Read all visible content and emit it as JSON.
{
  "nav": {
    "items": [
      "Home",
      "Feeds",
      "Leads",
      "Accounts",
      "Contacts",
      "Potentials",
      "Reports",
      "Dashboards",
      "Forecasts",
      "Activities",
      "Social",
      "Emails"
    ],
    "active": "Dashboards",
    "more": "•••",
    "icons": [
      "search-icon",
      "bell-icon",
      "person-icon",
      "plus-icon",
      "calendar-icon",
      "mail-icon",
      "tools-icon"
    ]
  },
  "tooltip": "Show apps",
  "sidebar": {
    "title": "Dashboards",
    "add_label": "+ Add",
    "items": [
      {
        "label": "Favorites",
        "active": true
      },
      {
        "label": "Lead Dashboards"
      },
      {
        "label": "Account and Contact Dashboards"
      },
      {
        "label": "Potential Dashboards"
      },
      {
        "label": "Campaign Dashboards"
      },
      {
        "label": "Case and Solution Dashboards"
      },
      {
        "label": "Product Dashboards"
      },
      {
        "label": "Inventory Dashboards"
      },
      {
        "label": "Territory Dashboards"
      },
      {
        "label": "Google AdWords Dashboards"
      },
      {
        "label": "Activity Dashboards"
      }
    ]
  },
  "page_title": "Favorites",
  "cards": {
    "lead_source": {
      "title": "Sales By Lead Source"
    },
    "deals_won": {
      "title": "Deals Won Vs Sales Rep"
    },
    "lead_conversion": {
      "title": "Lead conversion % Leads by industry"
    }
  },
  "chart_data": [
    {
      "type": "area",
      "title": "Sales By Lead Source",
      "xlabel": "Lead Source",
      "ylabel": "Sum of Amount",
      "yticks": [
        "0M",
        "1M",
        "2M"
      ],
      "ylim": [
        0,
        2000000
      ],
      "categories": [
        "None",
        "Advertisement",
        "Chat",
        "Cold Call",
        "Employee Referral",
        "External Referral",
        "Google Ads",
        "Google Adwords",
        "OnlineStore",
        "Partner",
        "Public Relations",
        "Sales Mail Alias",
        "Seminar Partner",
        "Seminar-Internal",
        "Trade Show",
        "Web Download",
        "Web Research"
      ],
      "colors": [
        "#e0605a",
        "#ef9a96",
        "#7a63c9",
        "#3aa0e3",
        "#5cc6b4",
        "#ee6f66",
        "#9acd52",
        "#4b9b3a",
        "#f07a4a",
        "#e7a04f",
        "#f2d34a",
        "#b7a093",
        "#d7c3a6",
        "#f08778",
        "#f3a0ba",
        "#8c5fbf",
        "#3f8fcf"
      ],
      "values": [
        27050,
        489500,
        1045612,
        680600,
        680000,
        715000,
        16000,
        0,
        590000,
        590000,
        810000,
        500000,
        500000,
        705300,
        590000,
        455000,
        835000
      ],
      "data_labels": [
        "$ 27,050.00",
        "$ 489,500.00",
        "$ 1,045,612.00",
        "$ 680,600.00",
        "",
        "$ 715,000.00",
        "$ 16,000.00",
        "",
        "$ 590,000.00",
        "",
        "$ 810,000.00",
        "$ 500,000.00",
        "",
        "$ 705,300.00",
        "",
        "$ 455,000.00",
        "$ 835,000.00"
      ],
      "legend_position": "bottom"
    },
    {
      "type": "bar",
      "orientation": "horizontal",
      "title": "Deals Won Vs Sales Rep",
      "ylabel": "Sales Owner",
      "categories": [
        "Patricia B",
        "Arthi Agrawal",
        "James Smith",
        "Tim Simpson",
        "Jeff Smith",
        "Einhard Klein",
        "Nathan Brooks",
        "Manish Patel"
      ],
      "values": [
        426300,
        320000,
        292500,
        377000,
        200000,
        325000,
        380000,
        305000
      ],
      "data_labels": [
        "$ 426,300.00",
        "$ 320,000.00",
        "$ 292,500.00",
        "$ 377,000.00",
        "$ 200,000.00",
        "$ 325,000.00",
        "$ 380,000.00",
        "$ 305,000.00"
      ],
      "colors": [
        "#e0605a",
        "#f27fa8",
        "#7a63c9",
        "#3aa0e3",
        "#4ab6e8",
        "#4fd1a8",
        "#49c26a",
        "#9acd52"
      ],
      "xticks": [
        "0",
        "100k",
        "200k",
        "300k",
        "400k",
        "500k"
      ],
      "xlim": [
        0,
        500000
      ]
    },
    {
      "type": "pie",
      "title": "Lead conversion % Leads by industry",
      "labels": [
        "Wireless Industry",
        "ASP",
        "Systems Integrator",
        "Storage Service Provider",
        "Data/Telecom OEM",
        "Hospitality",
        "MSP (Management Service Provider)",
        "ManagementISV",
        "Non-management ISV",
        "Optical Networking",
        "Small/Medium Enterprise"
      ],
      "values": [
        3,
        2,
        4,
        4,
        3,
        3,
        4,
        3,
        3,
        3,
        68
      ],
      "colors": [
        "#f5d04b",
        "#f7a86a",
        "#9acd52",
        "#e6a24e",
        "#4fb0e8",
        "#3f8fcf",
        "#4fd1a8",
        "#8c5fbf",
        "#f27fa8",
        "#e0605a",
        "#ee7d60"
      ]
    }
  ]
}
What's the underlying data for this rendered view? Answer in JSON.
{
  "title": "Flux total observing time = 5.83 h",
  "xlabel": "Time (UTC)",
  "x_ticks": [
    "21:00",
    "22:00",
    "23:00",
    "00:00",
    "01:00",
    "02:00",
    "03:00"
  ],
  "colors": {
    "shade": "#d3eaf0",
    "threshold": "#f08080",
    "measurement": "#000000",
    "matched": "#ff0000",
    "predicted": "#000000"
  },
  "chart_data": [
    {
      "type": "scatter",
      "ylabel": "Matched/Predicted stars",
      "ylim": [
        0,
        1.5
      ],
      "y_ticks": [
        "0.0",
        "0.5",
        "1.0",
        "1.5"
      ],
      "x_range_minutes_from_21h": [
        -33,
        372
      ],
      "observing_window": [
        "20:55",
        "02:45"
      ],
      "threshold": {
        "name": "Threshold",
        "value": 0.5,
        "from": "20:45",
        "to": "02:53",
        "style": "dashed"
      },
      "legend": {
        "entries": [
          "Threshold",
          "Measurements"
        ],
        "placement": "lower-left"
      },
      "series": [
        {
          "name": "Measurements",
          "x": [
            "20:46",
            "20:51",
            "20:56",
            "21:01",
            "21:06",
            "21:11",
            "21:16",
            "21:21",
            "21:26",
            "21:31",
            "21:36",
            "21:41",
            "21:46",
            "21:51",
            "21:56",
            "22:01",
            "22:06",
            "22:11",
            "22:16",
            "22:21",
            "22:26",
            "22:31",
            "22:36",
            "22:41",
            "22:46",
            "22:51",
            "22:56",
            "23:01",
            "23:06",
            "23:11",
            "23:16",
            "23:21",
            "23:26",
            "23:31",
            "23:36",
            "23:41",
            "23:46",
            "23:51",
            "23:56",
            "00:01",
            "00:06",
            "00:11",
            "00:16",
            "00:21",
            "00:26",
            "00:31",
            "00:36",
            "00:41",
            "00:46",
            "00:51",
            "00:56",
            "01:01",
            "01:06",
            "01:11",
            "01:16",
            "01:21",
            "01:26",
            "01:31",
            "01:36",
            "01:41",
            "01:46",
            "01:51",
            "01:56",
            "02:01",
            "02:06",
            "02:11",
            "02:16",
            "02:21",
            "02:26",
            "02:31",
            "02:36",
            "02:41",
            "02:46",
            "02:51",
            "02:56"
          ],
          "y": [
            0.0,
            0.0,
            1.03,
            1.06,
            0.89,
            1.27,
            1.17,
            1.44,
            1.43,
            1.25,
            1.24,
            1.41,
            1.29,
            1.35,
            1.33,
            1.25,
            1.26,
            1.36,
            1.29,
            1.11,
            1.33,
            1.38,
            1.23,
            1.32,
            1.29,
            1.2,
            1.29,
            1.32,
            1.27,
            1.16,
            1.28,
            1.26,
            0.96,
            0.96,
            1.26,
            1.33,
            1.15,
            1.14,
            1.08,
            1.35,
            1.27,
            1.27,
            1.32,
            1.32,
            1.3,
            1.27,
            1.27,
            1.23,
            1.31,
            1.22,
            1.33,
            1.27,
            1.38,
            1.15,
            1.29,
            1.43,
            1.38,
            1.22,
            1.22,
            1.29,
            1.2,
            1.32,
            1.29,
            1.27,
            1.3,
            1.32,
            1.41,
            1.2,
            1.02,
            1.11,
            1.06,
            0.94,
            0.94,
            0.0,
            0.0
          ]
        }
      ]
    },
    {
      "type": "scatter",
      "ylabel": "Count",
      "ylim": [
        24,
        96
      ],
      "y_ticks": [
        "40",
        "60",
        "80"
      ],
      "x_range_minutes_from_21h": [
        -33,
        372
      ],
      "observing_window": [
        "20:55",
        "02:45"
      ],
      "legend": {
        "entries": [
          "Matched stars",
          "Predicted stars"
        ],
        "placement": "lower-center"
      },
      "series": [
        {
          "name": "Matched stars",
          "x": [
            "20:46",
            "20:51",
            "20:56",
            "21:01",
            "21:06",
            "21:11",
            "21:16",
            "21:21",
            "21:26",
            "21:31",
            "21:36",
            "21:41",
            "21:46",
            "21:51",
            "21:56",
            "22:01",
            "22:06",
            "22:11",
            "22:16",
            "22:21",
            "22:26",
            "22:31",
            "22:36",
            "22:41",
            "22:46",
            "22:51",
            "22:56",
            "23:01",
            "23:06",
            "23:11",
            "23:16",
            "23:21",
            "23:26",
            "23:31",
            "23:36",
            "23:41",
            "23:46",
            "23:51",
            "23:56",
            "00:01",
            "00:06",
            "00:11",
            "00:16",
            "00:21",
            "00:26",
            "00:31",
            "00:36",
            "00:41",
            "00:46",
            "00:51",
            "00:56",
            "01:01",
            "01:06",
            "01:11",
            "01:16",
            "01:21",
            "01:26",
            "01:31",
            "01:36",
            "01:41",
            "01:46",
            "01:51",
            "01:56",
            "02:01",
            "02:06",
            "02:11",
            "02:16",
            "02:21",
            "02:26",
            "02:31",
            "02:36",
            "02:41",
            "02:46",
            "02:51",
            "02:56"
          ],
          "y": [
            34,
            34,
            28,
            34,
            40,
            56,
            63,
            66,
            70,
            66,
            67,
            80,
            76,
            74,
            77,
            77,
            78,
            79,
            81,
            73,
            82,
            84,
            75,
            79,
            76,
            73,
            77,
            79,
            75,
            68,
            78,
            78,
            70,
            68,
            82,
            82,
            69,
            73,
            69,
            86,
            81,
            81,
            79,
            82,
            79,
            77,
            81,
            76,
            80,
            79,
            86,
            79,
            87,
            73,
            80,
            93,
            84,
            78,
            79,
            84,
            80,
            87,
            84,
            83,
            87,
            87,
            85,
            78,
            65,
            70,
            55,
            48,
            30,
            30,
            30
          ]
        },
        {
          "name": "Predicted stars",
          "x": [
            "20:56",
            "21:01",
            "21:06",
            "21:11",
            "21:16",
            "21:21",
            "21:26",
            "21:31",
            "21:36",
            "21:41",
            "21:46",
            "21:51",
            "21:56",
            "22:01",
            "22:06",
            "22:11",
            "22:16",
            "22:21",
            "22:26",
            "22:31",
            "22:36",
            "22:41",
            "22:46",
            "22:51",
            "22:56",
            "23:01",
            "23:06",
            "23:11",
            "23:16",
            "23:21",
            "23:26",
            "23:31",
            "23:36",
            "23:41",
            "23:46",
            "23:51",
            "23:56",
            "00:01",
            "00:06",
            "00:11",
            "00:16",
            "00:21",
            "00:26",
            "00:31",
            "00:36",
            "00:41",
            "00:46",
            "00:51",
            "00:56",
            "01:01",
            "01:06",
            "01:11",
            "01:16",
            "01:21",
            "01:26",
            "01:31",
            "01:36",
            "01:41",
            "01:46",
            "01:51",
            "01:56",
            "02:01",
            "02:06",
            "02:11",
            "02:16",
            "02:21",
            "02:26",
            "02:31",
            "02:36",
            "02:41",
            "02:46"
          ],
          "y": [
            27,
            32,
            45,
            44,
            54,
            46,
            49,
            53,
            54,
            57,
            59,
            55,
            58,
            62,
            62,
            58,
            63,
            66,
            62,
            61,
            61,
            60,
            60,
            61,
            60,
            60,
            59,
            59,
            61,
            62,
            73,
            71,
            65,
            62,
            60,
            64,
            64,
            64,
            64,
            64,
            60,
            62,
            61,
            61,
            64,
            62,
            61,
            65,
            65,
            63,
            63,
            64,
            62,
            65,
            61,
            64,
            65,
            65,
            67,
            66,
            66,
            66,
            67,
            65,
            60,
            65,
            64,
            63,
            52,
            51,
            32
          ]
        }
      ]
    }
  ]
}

------------------------------------------------------------

■ TASK OBJECTIVE
Go through the listing above and report how many of its lines contain the word "stars", with only the number as output.

■ ANSWER TO THE TASK
5